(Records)
** Begin **
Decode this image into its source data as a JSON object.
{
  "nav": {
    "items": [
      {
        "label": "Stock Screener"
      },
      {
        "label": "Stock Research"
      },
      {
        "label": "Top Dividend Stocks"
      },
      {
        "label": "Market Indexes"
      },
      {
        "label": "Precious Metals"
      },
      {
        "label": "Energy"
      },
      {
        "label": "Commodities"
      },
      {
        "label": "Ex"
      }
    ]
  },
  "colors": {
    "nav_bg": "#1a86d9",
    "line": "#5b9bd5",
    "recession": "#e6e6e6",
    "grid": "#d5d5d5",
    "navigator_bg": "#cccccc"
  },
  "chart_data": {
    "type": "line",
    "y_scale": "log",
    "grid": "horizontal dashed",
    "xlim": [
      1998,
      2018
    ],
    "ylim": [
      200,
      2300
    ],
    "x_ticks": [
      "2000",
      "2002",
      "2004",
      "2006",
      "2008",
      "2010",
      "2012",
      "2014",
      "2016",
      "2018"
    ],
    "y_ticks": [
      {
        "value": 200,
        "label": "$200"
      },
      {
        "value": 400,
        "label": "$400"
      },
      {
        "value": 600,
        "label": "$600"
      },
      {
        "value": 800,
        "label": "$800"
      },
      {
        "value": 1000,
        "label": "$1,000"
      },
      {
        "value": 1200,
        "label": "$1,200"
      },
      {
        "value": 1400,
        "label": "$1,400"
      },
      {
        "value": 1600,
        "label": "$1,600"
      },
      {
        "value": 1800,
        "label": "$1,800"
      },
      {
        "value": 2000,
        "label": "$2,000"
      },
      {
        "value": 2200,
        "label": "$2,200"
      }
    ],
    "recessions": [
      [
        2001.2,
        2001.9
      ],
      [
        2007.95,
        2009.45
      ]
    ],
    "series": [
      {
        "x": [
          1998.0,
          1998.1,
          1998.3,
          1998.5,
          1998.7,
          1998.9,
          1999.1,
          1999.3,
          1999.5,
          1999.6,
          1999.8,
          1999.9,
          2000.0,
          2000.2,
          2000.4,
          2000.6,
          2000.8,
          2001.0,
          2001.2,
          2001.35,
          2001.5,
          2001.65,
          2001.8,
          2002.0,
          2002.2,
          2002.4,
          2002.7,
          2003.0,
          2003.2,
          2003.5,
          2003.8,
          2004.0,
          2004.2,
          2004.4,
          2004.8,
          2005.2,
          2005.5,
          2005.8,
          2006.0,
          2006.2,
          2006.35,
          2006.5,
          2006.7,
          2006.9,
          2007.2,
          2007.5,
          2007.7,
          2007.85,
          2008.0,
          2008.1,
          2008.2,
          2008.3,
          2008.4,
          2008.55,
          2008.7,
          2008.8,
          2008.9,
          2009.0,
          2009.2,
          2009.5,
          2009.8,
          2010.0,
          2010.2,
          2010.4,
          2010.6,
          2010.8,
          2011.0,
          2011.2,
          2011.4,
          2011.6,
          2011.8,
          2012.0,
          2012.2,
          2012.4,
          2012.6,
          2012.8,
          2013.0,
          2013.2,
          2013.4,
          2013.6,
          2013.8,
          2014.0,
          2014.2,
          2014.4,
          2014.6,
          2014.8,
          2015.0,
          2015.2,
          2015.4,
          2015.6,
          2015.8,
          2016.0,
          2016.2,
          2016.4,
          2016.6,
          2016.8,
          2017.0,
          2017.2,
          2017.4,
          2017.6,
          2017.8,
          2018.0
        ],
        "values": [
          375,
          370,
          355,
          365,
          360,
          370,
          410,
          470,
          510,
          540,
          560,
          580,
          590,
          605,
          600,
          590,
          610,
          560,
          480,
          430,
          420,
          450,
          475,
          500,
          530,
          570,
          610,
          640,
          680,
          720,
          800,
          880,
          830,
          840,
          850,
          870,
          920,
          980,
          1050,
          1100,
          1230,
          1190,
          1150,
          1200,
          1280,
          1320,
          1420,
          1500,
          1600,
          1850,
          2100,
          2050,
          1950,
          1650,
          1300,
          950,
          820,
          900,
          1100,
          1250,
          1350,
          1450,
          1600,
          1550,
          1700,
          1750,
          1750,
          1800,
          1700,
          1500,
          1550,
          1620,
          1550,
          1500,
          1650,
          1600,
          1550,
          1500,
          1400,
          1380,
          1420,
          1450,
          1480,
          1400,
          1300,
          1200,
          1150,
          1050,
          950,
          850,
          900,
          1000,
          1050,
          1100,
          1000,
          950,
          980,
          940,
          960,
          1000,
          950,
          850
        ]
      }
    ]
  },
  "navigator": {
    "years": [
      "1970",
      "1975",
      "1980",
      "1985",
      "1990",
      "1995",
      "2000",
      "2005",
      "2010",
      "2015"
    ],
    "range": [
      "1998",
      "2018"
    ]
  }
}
** End **
Take every line that includes the string "grid" and copy it.

**Result**
    "grid": "#d5d5d5",
    "grid": "horizontal dashed",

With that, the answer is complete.